Pick out the lines in the listing below that contain the word "kind" and copy them.

⟨

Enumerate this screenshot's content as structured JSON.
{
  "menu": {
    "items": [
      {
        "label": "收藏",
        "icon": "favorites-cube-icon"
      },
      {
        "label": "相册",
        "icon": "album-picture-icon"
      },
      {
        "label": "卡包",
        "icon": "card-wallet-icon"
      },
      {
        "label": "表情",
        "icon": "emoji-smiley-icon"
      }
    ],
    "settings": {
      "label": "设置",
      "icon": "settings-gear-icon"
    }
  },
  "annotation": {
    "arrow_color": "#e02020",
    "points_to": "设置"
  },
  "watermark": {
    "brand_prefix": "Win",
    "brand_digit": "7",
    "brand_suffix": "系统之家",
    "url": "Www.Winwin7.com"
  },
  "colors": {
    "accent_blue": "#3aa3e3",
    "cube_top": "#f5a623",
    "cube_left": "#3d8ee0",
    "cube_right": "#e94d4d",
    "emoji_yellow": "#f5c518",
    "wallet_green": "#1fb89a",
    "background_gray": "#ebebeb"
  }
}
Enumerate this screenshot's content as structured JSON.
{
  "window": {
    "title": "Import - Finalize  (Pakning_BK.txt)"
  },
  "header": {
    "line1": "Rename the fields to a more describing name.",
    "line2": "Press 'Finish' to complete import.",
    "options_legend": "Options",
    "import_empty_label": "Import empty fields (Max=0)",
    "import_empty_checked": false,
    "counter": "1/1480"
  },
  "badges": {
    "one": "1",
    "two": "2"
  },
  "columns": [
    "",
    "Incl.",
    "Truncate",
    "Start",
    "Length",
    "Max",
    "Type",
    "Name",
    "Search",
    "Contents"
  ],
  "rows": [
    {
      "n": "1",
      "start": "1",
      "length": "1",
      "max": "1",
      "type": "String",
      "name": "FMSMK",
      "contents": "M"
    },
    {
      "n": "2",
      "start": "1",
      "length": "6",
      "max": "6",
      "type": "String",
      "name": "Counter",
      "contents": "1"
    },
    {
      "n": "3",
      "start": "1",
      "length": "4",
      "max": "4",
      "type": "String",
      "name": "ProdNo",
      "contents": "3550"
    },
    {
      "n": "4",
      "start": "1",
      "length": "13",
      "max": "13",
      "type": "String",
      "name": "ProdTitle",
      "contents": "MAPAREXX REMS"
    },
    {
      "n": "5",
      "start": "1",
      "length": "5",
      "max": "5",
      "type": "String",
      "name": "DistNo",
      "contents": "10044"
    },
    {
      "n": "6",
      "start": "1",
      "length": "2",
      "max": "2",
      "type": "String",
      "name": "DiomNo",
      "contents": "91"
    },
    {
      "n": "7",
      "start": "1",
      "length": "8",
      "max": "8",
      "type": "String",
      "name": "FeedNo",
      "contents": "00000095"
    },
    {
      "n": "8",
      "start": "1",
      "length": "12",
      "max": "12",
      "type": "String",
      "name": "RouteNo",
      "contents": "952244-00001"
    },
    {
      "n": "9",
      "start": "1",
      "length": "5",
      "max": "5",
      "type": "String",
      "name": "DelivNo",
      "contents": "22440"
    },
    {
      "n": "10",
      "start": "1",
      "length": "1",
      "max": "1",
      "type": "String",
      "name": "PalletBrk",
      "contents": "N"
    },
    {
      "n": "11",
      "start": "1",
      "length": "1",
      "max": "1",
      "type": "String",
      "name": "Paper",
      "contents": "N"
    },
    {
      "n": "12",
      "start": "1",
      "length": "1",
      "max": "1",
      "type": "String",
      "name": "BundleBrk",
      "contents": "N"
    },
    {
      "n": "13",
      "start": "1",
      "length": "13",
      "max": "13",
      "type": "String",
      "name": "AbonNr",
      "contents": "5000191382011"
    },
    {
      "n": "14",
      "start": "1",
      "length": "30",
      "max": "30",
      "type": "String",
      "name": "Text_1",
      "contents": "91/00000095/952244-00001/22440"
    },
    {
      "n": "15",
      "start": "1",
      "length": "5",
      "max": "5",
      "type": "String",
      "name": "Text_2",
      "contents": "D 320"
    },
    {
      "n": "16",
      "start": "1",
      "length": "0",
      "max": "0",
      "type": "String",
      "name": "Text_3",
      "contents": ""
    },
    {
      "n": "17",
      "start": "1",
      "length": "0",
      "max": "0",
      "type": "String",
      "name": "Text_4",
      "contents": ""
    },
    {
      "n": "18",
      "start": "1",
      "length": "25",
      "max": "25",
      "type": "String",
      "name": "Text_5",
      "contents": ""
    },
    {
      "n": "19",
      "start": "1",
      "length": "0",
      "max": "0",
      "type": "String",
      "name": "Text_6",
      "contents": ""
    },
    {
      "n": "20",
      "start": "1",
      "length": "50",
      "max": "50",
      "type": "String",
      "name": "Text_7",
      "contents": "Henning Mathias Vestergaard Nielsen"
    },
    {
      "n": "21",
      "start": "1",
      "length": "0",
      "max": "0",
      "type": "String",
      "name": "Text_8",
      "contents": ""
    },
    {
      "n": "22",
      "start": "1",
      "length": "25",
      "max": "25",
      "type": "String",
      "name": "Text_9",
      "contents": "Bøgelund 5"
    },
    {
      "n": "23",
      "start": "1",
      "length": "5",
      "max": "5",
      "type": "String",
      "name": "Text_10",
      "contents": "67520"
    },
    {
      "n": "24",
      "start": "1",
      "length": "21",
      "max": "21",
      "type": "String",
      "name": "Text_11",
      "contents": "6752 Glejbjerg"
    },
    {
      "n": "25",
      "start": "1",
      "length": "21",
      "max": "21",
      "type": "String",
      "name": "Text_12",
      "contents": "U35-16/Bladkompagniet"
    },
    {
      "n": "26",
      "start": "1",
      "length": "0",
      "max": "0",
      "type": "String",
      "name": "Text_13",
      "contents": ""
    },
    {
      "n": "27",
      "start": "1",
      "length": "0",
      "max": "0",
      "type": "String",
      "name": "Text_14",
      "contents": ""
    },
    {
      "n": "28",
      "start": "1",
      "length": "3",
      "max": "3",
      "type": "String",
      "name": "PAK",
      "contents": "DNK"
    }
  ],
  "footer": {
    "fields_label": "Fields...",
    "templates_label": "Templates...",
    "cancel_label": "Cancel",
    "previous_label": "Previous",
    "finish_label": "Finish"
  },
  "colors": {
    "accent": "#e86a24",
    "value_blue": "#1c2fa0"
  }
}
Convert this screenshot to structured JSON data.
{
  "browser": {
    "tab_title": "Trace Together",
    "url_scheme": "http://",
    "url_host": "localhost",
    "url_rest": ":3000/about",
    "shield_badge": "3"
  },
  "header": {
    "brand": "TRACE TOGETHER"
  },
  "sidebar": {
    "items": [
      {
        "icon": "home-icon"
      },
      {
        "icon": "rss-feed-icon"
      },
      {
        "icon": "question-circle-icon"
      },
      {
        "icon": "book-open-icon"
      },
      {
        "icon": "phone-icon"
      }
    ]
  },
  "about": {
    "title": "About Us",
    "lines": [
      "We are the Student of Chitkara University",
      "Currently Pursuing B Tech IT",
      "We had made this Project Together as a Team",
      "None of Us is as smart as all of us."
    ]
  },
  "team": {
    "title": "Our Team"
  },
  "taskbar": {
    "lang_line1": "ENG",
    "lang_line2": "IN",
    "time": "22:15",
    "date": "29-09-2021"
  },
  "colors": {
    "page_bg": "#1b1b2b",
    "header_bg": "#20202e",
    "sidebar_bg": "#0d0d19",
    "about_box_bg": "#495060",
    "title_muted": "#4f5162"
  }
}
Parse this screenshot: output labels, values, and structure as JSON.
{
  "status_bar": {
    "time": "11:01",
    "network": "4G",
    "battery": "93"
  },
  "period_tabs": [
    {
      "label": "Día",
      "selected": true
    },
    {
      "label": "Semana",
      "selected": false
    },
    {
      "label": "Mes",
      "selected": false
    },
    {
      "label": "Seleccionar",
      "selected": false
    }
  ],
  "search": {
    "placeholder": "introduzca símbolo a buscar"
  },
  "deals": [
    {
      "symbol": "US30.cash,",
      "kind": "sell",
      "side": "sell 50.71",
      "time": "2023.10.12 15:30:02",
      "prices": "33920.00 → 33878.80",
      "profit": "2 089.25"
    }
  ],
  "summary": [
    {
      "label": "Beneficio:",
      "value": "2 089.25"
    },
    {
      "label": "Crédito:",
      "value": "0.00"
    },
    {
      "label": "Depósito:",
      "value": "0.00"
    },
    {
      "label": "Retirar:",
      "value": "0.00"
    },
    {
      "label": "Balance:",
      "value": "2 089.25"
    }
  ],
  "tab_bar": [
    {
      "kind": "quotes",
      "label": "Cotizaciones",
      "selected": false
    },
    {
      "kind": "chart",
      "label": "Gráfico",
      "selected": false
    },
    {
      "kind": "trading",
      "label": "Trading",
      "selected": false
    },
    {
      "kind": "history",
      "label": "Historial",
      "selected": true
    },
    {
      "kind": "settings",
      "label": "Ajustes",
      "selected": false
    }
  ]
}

⟩

RESULT>
      "kind": "sell",
      "kind": "quotes",
      "kind": "chart",
      "kind": "trading",
      "kind": "history",
      "kind": "settings",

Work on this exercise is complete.